== TASK DETAILS ==
How many lines of the data hold the word "kind"? State the number and nothing else.

== DATA TO USE ==
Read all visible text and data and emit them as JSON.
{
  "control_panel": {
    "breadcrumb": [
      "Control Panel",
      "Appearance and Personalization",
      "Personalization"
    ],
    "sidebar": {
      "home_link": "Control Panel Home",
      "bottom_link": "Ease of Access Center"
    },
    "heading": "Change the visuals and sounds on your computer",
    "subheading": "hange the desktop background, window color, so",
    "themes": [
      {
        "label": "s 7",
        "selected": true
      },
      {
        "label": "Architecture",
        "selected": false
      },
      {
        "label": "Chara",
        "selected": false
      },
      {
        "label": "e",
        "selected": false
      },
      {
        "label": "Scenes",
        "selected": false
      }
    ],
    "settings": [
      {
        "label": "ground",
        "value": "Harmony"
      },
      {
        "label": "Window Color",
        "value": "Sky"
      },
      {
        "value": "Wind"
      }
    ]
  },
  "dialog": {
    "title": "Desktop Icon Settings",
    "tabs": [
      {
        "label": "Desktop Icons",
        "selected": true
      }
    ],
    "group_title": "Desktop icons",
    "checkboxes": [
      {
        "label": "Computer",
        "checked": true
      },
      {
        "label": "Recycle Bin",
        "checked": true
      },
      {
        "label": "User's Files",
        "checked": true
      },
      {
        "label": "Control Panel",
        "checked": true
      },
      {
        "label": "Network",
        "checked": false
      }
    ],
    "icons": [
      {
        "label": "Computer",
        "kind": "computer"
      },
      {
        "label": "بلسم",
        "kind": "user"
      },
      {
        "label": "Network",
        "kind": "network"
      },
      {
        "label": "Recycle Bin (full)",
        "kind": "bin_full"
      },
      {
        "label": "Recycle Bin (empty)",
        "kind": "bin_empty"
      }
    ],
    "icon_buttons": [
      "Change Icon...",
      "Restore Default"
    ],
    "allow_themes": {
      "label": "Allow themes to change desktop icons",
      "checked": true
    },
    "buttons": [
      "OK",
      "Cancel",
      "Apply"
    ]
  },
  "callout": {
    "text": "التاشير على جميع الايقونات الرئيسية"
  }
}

== THE COMPLETED TASK ==
5